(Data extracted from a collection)
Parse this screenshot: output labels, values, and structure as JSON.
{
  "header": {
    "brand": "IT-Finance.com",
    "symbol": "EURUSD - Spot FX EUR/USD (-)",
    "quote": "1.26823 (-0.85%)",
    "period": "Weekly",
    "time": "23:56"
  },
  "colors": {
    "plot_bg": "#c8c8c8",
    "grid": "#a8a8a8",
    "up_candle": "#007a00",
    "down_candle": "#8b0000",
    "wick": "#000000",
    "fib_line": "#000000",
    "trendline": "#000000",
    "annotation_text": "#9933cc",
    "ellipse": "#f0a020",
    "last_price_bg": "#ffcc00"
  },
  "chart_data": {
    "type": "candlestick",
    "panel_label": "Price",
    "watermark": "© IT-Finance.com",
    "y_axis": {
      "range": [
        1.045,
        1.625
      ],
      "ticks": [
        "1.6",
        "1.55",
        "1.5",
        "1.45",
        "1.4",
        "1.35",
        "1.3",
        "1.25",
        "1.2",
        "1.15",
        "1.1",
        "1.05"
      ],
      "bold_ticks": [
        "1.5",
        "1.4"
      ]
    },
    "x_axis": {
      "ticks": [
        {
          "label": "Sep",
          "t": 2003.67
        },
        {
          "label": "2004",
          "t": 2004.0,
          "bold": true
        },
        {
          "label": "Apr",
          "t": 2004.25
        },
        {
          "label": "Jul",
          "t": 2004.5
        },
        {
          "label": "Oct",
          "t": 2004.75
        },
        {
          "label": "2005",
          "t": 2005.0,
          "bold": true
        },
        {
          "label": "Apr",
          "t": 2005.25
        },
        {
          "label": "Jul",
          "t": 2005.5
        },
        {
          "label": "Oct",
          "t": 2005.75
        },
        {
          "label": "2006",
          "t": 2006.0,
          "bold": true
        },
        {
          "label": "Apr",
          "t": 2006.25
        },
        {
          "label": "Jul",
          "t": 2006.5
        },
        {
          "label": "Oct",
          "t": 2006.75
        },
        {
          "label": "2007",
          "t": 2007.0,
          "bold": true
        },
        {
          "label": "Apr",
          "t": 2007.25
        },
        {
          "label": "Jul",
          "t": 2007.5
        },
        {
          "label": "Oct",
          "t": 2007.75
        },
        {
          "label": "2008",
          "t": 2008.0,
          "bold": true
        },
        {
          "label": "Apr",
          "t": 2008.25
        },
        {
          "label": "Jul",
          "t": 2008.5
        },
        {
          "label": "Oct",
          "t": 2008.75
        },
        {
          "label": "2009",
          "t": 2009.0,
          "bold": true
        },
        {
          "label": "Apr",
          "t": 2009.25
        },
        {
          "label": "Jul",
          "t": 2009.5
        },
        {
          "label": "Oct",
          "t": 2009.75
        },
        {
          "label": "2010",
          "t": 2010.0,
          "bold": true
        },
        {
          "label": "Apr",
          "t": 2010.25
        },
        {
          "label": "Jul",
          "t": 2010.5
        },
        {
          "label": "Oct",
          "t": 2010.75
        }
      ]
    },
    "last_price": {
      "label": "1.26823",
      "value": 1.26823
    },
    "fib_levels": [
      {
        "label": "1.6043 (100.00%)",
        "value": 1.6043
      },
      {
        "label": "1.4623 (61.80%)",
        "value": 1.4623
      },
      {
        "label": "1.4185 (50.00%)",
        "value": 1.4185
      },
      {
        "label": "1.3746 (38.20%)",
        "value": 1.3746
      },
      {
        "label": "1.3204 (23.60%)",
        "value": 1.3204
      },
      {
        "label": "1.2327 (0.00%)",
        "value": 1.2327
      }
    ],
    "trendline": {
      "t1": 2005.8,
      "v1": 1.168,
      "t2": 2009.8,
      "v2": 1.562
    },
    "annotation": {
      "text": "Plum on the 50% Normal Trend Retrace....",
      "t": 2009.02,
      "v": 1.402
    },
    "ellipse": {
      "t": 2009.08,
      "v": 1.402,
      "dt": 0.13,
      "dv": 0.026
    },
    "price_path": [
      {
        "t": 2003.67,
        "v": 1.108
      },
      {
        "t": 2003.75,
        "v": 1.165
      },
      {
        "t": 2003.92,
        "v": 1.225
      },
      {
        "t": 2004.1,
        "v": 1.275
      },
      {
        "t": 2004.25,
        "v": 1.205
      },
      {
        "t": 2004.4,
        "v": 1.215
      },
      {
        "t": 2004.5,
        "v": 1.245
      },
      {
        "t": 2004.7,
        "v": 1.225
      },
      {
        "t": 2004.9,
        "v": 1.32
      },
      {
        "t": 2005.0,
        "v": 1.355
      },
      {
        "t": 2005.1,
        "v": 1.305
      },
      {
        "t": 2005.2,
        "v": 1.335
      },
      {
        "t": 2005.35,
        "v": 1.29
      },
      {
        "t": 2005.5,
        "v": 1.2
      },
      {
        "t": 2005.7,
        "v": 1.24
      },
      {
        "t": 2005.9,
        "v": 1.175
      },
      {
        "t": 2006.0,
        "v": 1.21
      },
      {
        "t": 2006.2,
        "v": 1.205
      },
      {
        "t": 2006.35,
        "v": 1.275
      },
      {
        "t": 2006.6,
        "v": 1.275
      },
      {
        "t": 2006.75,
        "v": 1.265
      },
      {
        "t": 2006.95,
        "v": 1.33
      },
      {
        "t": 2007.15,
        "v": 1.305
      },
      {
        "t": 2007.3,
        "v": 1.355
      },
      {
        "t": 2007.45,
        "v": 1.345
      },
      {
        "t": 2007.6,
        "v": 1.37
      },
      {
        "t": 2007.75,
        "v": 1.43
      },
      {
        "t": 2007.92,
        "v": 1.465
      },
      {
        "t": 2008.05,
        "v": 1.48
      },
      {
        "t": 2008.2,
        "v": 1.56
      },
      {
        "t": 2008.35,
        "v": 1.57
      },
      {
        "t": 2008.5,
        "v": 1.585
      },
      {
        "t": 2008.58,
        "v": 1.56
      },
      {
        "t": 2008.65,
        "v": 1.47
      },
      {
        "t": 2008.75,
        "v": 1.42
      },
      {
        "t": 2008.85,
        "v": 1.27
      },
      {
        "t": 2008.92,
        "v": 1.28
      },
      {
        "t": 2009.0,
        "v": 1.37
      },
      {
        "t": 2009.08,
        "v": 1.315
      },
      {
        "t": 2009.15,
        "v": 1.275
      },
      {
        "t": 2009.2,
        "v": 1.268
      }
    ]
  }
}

**WORK TO DO:** From the records above, extract each line exactly as shown.

**SOLUTION TO THE PROBLEM:**
Parse this screenshot: output labels, values, and structure as JSON.
{
  "header": {
    "brand": "IT-Finance.com",
    "symbol": "EURUSD - Spot FX EUR/USD (-)",
    "quote": "1.26823 (-0.85%)",
    "period": "Weekly",
    "time": "23:56"
  },
  "colors": {
    "plot_bg": "#c8c8c8",
    "grid": "#a8a8a8",
    "up_candle": "#007a00",
    "down_candle": "#8b0000",
    "wick": "#000000",
    "fib_line": "#000000",
    "trendline": "#000000",
    "annotation_text": "#9933cc",
    "ellipse": "#f0a020",
    "last_price_bg": "#ffcc00"
  },
  "chart_data": {
    "type": "candlestick",
    "panel_label": "Price",
    "watermark": "© IT-Finance.com",
    "y_axis": {
      "range": [
        1.045,
        1.625
      ],
      "ticks": [
        "1.6",
        "1.55",
        "1.5",
        "1.45",
        "1.4",
        "1.35",
        "1.3",
        "1.25",
        "1.2",
        "1.15",
        "1.1",
        "1.05"
      ],
      "bold_ticks": [
        "1.5",
        "1.4"
      ]
    },
    "x_axis": {
      "ticks": [
        {
          "label": "Sep",
          "t": 2003.67
        },
        {
          "label": "2004",
          "t": 2004.0,
          "bold": true
        },
        {
          "label": "Apr",
          "t": 2004.25
        },
        {
          "label": "Jul",
          "t": 2004.5
        },
        {
          "label": "Oct",
          "t": 2004.75
        },
        {
          "label": "2005",
          "t": 2005.0,
          "bold": true
        },
        {
          "label": "Apr",
          "t": 2005.25
        },
        {
          "label": "Jul",
          "t": 2005.5
        },
        {
          "label": "Oct",
          "t": 2005.75
        },
        {
          "label": "2006",
          "t": 2006.0,
          "bold": true
        },
        {
          "label": "Apr",
          "t": 2006.25
        },
        {
          "label": "Jul",
          "t": 2006.5
        },
        {
          "label": "Oct",
          "t": 2006.75
        },
        {
          "label": "2007",
          "t": 2007.0,
          "bold": true
        },
        {
          "label": "Apr",
          "t": 2007.25
        },
        {
          "label": "Jul",
          "t": 2007.5
        },
        {
          "label": "Oct",
          "t": 2007.75
        },
        {
          "label": "2008",
          "t": 2008.0,
          "bold": true
        },
        {
          "label": "Apr",
          "t": 2008.25
        },
        {
          "label": "Jul",
          "t": 2008.5
        },
        {
          "label": "Oct",
          "t": 2008.75
        },
        {
          "label": "2009",
          "t": 2009.0,
          "bold": true
        },
        {
          "label": "Apr",
          "t": 2009.25
        },
        {
          "label": "Jul",
          "t": 2009.5
        },
        {
          "label": "Oct",
          "t": 2009.75
        },
        {
          "label": "2010",
          "t": 2010.0,
          "bold": true
        },
        {
          "label": "Apr",
          "t": 2010.25
        },
        {
          "label": "Jul",
          "t": 2010.5
        },
        {
          "label": "Oct",
          "t": 2010.75
        }
      ]
    },
    "last_price": {
      "label": "1.26823",
      "value": 1.26823
    },
    "fib_levels": [
      {
        "label": "1.6043 (100.00%)",
        "value": 1.6043
      },
      {
        "label": "1.4623 (61.80%)",
        "value": 1.4623
      },
      {
        "label": "1.4185 (50.00%)",
        "value": 1.4185
      },
      {
        "label": "1.3746 (38.20%)",
        "value": 1.3746
      },
      {
        "label": "1.3204 (23.60%)",
        "value": 1.3204
      },
      {
        "label": "1.2327 (0.00%)",
        "value": 1.2327
      }
    ],
    "trendline": {
      "t1": 2005.8,
      "v1": 1.168,
      "t2": 2009.8,
      "v2": 1.562
    },
    "annotation": {
      "text": "Plum on the 50% Normal Trend Retrace....",
      "t": 2009.02,
      "v": 1.402
    },
    "ellipse": {
      "t": 2009.08,
      "v": 1.402,
      "dt": 0.13,
      "dv": 0.026
    },
    "price_path": [
      {
        "t": 2003.67,
        "v": 1.108
      },
      {
        "t": 2003.75,
        "v": 1.165
      },
      {
        "t": 2003.92,
        "v": 1.225
      },
      {
        "t": 2004.1,
        "v": 1.275
      },
      {
        "t": 2004.25,
        "v": 1.205
      },
      {
        "t": 2004.4,
        "v": 1.215
      },
      {
        "t": 2004.5,
        "v": 1.245
      },
      {
        "t": 2004.7,
        "v": 1.225
      },
      {
        "t": 2004.9,
        "v": 1.32
      },
      {
        "t": 2005.0,
        "v": 1.355
      },
      {
        "t": 2005.1,
        "v": 1.305
      },
      {
        "t": 2005.2,
        "v": 1.335
      },
      {
        "t": 2005.35,
        "v": 1.29
      },
      {
        "t": 2005.5,
        "v": 1.2
      },
      {
        "t": 2005.7,
        "v": 1.24
      },
      {
        "t": 2005.9,
        "v": 1.175
      },
      {
        "t": 2006.0,
        "v": 1.21
      },
      {
        "t": 2006.2,
        "v": 1.205
      },
      {
        "t": 2006.35,
        "v": 1.275
      },
      {
        "t": 2006.6,
        "v": 1.275
      },
      {
        "t": 2006.75,
        "v": 1.265
      },
      {
        "t": 2006.95,
        "v": 1.33
      },
      {
        "t": 2007.15,
        "v": 1.305
      },
      {
        "t": 2007.3,
        "v": 1.355
      },
      {
        "t": 2007.45,
        "v": 1.345
      },
      {
        "t": 2007.6,
        "v": 1.37
      },
      {
        "t": 2007.75,
        "v": 1.43
      },
      {
        "t": 2007.92,
        "v": 1.465
      },
      {
        "t": 2008.05,
        "v": 1.48
      },
      {
        "t": 2008.2,
        "v": 1.56
      },
      {
        "t": 2008.35,
        "v": 1.57
      },
      {
        "t": 2008.5,
        "v": 1.585
      },
      {
        "t": 2008.58,
        "v": 1.56
      },
      {
        "t": 2008.65,
        "v": 1.47
      },
      {
        "t": 2008.75,
        "v": 1.42
      },
      {
        "t": 2008.85,
        "v": 1.27
      },
      {
        "t": 2008.92,
        "v": 1.28
      },
      {
        "t": 2009.0,
        "v": 1.37
      },
      {
        "t": 2009.08,
        "v": 1.315
      },
      {
        "t": 2009.15,
        "v": 1.275
      },
      {
        "t": 2009.2,
        "v": 1.268
      }
    ]
  }
}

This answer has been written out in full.